### [REQUEST]
Repeat the records word for word, excluding any picture.

### [Data listing]
* begin *

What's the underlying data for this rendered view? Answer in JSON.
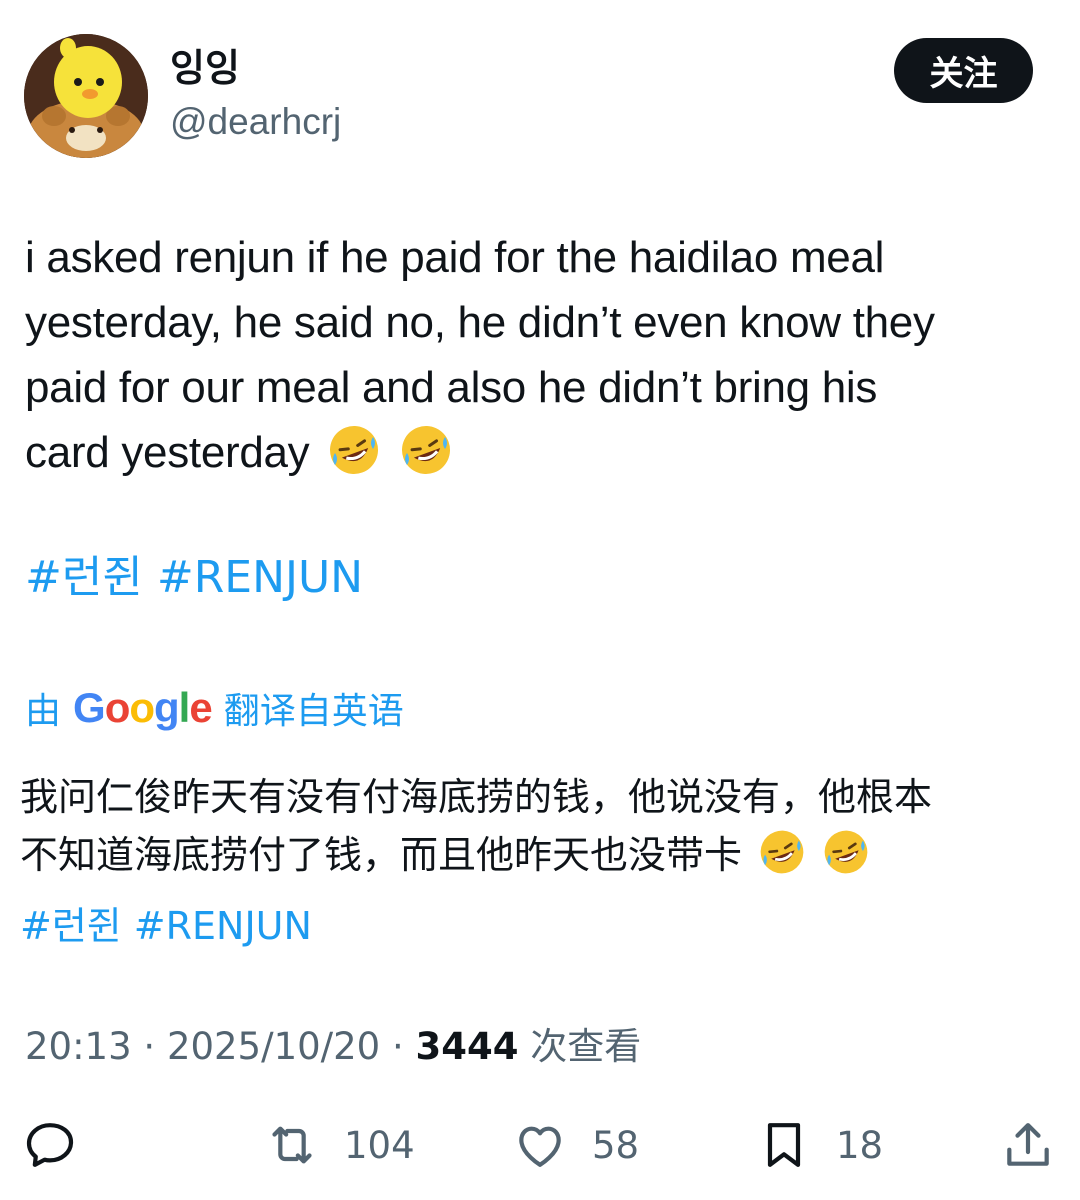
{
  "user": {
    "display_name": "잉잉",
    "handle": "@dearhcrj"
  },
  "follow_label": "关注",
  "tweet": {
    "lines": [
      "i asked renjun if he paid for the haidilao meal",
      "yesterday, he said no, he didn’t even know they",
      "paid for our meal and also he didn’t bring his",
      "card yesterday"
    ],
    "hashtags": [
      "#런쥔",
      "#RENJUN"
    ]
  },
  "translation": {
    "prefix": "由",
    "logo_letters": [
      "G",
      "o",
      "o",
      "g",
      "l",
      "e"
    ],
    "suffix": "翻译自英语",
    "lines": [
      "我问仁俊昨天有没有付海底捞的钱，他说没有，他根本",
      "不知道海底捞付了钱，而且他昨天也没带卡"
    ],
    "hashtags": [
      "#런쥔",
      "#RENJUN"
    ]
  },
  "meta": {
    "time": "20:13",
    "separator": " · ",
    "date": "2025/10/20",
    "views": "3444",
    "views_label": "次查看"
  },
  "actions": {
    "reply_count": "",
    "retweet_count": "104",
    "like_count": "58",
    "bookmark_count": "18"
  },
  "colors": {
    "accent": "#1d9bf0",
    "text": "#0f1419",
    "muted": "#536471"
  },
  "icons": [
    "avatar-image",
    "rofl-emoji",
    "reply-icon",
    "retweet-icon",
    "like-icon",
    "bookmark-icon",
    "share-icon"
  ]
}
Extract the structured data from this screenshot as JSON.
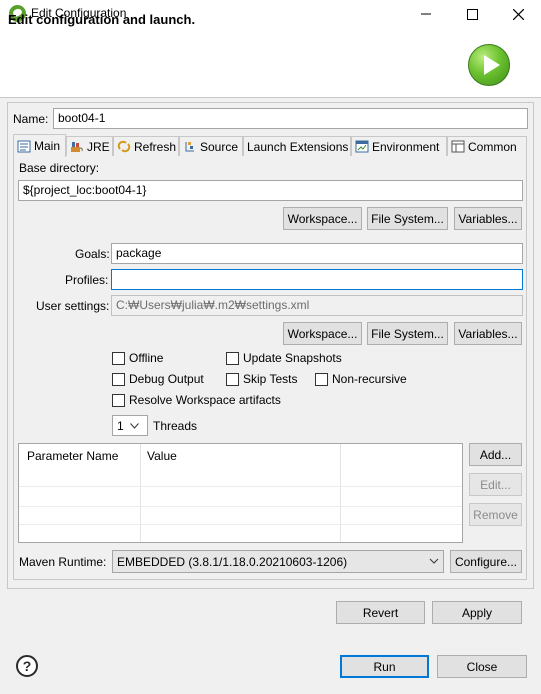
{
  "window": {
    "title": "Edit Configuration"
  },
  "header": {
    "title": "Edit configuration and launch."
  },
  "name": {
    "label": "Name:",
    "value": "boot04-1"
  },
  "tabs": [
    {
      "label": "Main",
      "icon": "main-tab-icon"
    },
    {
      "label": "JRE",
      "icon": "jre-icon"
    },
    {
      "label": "Refresh",
      "icon": "refresh-icon"
    },
    {
      "label": "Source",
      "icon": "source-icon"
    },
    {
      "label": "Launch Extensions",
      "icon": ""
    },
    {
      "label": "Environment",
      "icon": "environment-icon"
    },
    {
      "label": "Common",
      "icon": "common-icon"
    }
  ],
  "main": {
    "base_dir_label": "Base directory:",
    "base_dir_value": "${project_loc:boot04-1}",
    "workspace_label": "Workspace...",
    "file_system_label": "File System...",
    "variables_label": "Variables...",
    "goals_label": "Goals:",
    "goals_value": "package",
    "profiles_label": "Profiles:",
    "profiles_value": "",
    "user_settings_label": "User settings:",
    "user_settings_value": "C:₩Users₩julia₩.m2₩settings.xml",
    "checkboxes": {
      "offline": "Offline",
      "update_snapshots": "Update Snapshots",
      "debug_output": "Debug Output",
      "skip_tests": "Skip Tests",
      "non_recursive": "Non-recursive",
      "resolve_workspace": "Resolve Workspace artifacts"
    },
    "threads_value": "1",
    "threads_label": "Threads",
    "table": {
      "columns": [
        "Parameter Name",
        "Value"
      ]
    },
    "add_label": "Add...",
    "edit_label": "Edit...",
    "remove_label": "Remove",
    "runtime_label": "Maven Runtime:",
    "runtime_value": "EMBEDDED (3.8.1/1.18.0.20210603-1206)",
    "configure_label": "Configure..."
  },
  "footer": {
    "revert_label": "Revert",
    "apply_label": "Apply",
    "run_label": "Run",
    "close_label": "Close",
    "help_glyph": "?"
  }
}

* end *

### [CORRECT RESULT]
What's the underlying data for this rendered view? Answer in JSON.
{
  "user": {
    "display_name": "잉잉",
    "handle": "@dearhcrj"
  },
  "follow_label": "关注",
  "tweet": {
    "lines": [
      "i asked renjun if he paid for the haidilao meal",
      "yesterday, he said no, he didn’t even know they",
      "paid for our meal and also he didn’t bring his",
      "card yesterday"
    ],
    "hashtags": [
      "#런쥔",
      "#RENJUN"
    ]
  },
  "translation": {
    "prefix": "由",
    "logo_letters": [
      "G",
      "o",
      "o",
      "g",
      "l",
      "e"
    ],
    "suffix": "翻译自英语",
    "lines": [
      "我问仁俊昨天有没有付海底捞的钱，他说没有，他根本",
      "不知道海底捞付了钱，而且他昨天也没带卡"
    ],
    "hashtags": [
      "#런쥔",
      "#RENJUN"
    ]
  },
  "meta": {
    "time": "20:13",
    "separator": " · ",
    "date": "2025/10/20",
    "views": "3444",
    "views_label": "次查看"
  },
  "actions": {
    "reply_count": "",
    "retweet_count": "104",
    "like_count": "58",
    "bookmark_count": "18"
  },
  "colors": {
    "accent": "#1d9bf0",
    "text": "#0f1419",
    "muted": "#536471"
  },
  "icons": [
    "avatar-image",
    "rofl-emoji",
    "reply-icon",
    "retweet-icon",
    "like-icon",
    "bookmark-icon",
    "share-icon"
  ]
}
Extract the structured data from this screenshot as JSON.
{
  "window": {
    "title": "Edit Configuration"
  },
  "header": {
    "title": "Edit configuration and launch."
  },
  "name": {
    "label": "Name:",
    "value": "boot04-1"
  },
  "tabs": [
    {
      "label": "Main",
      "icon": "main-tab-icon"
    },
    {
      "label": "JRE",
      "icon": "jre-icon"
    },
    {
      "label": "Refresh",
      "icon": "refresh-icon"
    },
    {
      "label": "Source",
      "icon": "source-icon"
    },
    {
      "label": "Launch Extensions",
      "icon": ""
    },
    {
      "label": "Environment",
      "icon": "environment-icon"
    },
    {
      "label": "Common",
      "icon": "common-icon"
    }
  ],
  "main": {
    "base_dir_label": "Base directory:",
    "base_dir_value": "${project_loc:boot04-1}",
    "workspace_label": "Workspace...",
    "file_system_label": "File System...",
    "variables_label": "Variables...",
    "goals_label": "Goals:",
    "goals_value": "package",
    "profiles_label": "Profiles:",
    "profiles_value": "",
    "user_settings_label": "User settings:",
    "user_settings_value": "C:₩Users₩julia₩.m2₩settings.xml",
    "checkboxes": {
      "offline": "Offline",
      "update_snapshots": "Update Snapshots",
      "debug_output": "Debug Output",
      "skip_tests": "Skip Tests",
      "non_recursive": "Non-recursive",
      "resolve_workspace": "Resolve Workspace artifacts"
    },
    "threads_value": "1",
    "threads_label": "Threads",
    "table": {
      "columns": [
        "Parameter Name",
        "Value"
      ]
    },
    "add_label": "Add...",
    "edit_label": "Edit...",
    "remove_label": "Remove",
    "runtime_label": "Maven Runtime:",
    "runtime_value": "EMBEDDED (3.8.1/1.18.0.20210603-1206)",
    "configure_label": "Configure..."
  },
  "footer": {
    "revert_label": "Revert",
    "apply_label": "Apply",
    "run_label": "Run",
    "close_label": "Close",
    "help_glyph": "?"
  }
}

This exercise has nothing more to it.